Directions for this task:
Quote, without change, all of the lines that follow.

-- BEGIN --

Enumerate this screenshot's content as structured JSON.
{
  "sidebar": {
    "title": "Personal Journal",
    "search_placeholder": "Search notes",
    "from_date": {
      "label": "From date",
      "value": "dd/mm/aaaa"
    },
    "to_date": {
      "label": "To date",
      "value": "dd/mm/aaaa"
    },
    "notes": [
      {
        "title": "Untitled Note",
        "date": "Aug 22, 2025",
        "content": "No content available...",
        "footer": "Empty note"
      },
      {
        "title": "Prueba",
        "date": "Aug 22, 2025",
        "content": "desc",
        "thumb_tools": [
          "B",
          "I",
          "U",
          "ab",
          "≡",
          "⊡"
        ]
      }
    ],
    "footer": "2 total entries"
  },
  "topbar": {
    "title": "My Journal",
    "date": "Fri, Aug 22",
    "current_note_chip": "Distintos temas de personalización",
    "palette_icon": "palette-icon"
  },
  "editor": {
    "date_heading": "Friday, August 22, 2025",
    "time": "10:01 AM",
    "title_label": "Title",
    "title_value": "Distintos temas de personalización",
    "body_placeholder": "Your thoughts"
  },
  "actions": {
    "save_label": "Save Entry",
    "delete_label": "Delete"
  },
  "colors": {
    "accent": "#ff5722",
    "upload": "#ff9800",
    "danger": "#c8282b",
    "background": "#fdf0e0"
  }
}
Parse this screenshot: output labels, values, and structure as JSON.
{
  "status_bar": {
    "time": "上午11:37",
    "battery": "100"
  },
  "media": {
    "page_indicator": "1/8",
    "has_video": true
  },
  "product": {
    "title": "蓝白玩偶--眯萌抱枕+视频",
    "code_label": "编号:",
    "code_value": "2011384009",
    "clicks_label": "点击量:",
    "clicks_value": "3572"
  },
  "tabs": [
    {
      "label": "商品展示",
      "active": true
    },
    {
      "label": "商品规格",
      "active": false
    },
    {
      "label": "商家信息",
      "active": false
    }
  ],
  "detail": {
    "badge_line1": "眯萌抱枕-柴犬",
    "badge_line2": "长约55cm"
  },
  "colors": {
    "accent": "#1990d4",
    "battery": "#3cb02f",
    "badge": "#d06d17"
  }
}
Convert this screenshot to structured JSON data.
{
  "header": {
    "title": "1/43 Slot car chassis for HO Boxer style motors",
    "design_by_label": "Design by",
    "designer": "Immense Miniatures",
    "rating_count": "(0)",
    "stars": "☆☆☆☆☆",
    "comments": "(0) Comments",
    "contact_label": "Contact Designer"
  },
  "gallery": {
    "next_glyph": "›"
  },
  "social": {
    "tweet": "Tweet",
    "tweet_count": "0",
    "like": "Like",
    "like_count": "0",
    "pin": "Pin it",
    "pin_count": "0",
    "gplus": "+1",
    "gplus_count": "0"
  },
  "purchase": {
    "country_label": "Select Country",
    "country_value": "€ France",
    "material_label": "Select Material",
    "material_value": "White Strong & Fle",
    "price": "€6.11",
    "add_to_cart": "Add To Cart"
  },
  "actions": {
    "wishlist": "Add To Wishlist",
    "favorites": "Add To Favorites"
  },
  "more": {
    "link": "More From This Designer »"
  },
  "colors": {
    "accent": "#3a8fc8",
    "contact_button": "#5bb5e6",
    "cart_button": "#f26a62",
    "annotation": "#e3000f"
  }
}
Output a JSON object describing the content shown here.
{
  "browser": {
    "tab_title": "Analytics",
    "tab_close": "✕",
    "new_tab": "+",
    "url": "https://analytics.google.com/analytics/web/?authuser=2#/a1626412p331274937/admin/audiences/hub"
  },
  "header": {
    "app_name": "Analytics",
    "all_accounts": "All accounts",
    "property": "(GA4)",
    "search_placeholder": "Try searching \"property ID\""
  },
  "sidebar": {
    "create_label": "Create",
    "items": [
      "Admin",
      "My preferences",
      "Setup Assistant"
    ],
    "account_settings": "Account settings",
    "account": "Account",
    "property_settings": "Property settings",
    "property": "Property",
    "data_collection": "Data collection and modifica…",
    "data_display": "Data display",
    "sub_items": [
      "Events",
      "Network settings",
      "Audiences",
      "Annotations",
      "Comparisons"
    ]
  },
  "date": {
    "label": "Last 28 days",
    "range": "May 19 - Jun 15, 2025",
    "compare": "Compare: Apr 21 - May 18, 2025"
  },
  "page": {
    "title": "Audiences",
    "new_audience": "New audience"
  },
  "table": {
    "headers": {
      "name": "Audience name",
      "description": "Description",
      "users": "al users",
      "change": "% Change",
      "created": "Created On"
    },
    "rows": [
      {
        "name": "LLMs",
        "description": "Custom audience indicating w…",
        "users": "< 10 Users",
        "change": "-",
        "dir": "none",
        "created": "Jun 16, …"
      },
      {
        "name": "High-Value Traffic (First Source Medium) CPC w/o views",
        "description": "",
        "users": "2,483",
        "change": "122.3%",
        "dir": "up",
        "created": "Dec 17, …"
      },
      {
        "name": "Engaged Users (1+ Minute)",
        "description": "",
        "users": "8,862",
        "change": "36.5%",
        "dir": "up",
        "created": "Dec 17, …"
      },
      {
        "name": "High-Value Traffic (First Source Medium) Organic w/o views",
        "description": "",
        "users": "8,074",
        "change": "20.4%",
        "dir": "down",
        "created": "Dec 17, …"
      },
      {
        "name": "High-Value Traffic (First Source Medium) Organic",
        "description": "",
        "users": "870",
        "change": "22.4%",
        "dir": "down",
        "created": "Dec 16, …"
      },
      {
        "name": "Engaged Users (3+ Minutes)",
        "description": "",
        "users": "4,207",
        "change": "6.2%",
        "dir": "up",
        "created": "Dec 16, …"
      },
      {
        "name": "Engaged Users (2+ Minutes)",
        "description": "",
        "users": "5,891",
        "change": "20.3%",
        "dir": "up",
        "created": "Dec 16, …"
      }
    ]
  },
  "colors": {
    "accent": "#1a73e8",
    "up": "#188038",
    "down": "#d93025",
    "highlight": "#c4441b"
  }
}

-- END --

Exercise output:
Enumerate this screenshot's content as structured JSON.
{
  "sidebar": {
    "title": "Personal Journal",
    "search_placeholder": "Search notes",
    "from_date": {
      "label": "From date",
      "value": "dd/mm/aaaa"
    },
    "to_date": {
      "label": "To date",
      "value": "dd/mm/aaaa"
    },
    "notes": [
      {
        "title": "Untitled Note",
        "date": "Aug 22, 2025",
        "content": "No content available...",
        "footer": "Empty note"
      },
      {
        "title": "Prueba",
        "date": "Aug 22, 2025",
        "content": "desc",
        "thumb_tools": [
          "B",
          "I",
          "U",
          "ab",
          "≡",
          "⊡"
        ]
      }
    ],
    "footer": "2 total entries"
  },
  "topbar": {
    "title": "My Journal",
    "date": "Fri, Aug 22",
    "current_note_chip": "Distintos temas de personalización",
    "palette_icon": "palette-icon"
  },
  "editor": {
    "date_heading": "Friday, August 22, 2025",
    "time": "10:01 AM",
    "title_label": "Title",
    "title_value": "Distintos temas de personalización",
    "body_placeholder": "Your thoughts"
  },
  "actions": {
    "save_label": "Save Entry",
    "delete_label": "Delete"
  },
  "colors": {
    "accent": "#ff5722",
    "upload": "#ff9800",
    "danger": "#c8282b",
    "background": "#fdf0e0"
  }
}
Parse this screenshot: output labels, values, and structure as JSON.
{
  "status_bar": {
    "time": "上午11:37",
    "battery": "100"
  },
  "media": {
    "page_indicator": "1/8",
    "has_video": true
  },
  "product": {
    "title": "蓝白玩偶--眯萌抱枕+视频",
    "code_label": "编号:",
    "code_value": "2011384009",
    "clicks_label": "点击量:",
    "clicks_value": "3572"
  },
  "tabs": [
    {
      "label": "商品展示",
      "active": true
    },
    {
      "label": "商品规格",
      "active": false
    },
    {
      "label": "商家信息",
      "active": false
    }
  ],
  "detail": {
    "badge_line1": "眯萌抱枕-柴犬",
    "badge_line2": "长约55cm"
  },
  "colors": {
    "accent": "#1990d4",
    "battery": "#3cb02f",
    "badge": "#d06d17"
  }
}
Convert this screenshot to structured JSON data.
{
  "header": {
    "title": "1/43 Slot car chassis for HO Boxer style motors",
    "design_by_label": "Design by",
    "designer": "Immense Miniatures",
    "rating_count": "(0)",
    "stars": "☆☆☆☆☆",
    "comments": "(0) Comments",
    "contact_label": "Contact Designer"
  },
  "gallery": {
    "next_glyph": "›"
  },
  "social": {
    "tweet": "Tweet",
    "tweet_count": "0",
    "like": "Like",
    "like_count": "0",
    "pin": "Pin it",
    "pin_count": "0",
    "gplus": "+1",
    "gplus_count": "0"
  },
  "purchase": {
    "country_label": "Select Country",
    "country_value": "€ France",
    "material_label": "Select Material",
    "material_value": "White Strong & Fle",
    "price": "€6.11",
    "add_to_cart": "Add To Cart"
  },
  "actions": {
    "wishlist": "Add To Wishlist",
    "favorites": "Add To Favorites"
  },
  "more": {
    "link": "More From This Designer »"
  },
  "colors": {
    "accent": "#3a8fc8",
    "contact_button": "#5bb5e6",
    "cart_button": "#f26a62",
    "annotation": "#e3000f"
  }
}
Output a JSON object describing the content shown here.
{
  "browser": {
    "tab_title": "Analytics",
    "tab_close": "✕",
    "new_tab": "+",
    "url": "https://analytics.google.com/analytics/web/?authuser=2#/a1626412p331274937/admin/audiences/hub"
  },
  "header": {
    "app_name": "Analytics",
    "all_accounts": "All accounts",
    "property": "(GA4)",
    "search_placeholder": "Try searching \"property ID\""
  },
  "sidebar": {
    "create_label": "Create",
    "items": [
      "Admin",
      "My preferences",
      "Setup Assistant"
    ],
    "account_settings": "Account settings",
    "account": "Account",
    "property_settings": "Property settings",
    "property": "Property",
    "data_collection": "Data collection and modifica…",
    "data_display": "Data display",
    "sub_items": [
      "Events",
      "Network settings",
      "Audiences",
      "Annotations",
      "Comparisons"
    ]
  },
  "date": {
    "label": "Last 28 days",
    "range": "May 19 - Jun 15, 2025",
    "compare": "Compare: Apr 21 - May 18, 2025"
  },
  "page": {
    "title": "Audiences",
    "new_audience": "New audience"
  },
  "table": {
    "headers": {
      "name": "Audience name",
      "description": "Description",
      "users": "al users",
      "change": "% Change",
      "created": "Created On"
    },
    "rows": [
      {
        "name": "LLMs",
        "description": "Custom audience indicating w…",
        "users": "< 10 Users",
        "change": "-",
        "dir": "none",
        "created": "Jun 16, …"
      },
      {
        "name": "High-Value Traffic (First Source Medium) CPC w/o views",
        "description": "",
        "users": "2,483",
        "change": "122.3%",
        "dir": "up",
        "created": "Dec 17, …"
      },
      {
        "name": "Engaged Users (1+ Minute)",
        "description": "",
        "users": "8,862",
        "change": "36.5%",
        "dir": "up",
        "created": "Dec 17, …"
      },
      {
        "name": "High-Value Traffic (First Source Medium) Organic w/o views",
        "description": "",
        "users": "8,074",
        "change": "20.4%",
        "dir": "down",
        "created": "Dec 17, …"
      },
      {
        "name": "High-Value Traffic (First Source Medium) Organic",
        "description": "",
        "users": "870",
        "change": "22.4%",
        "dir": "down",
        "created": "Dec 16, …"
      },
      {
        "name": "Engaged Users (3+ Minutes)",
        "description": "",
        "users": "4,207",
        "change": "6.2%",
        "dir": "up",
        "created": "Dec 16, …"
      },
      {
        "name": "Engaged Users (2+ Minutes)",
        "description": "",
        "users": "5,891",
        "change": "20.3%",
        "dir": "up",
        "created": "Dec 16, …"
      }
    ]
  },
  "colors": {
    "accent": "#1a73e8",
    "up": "#188038",
    "down": "#d93025",
    "highlight": "#c4441b"
  }
}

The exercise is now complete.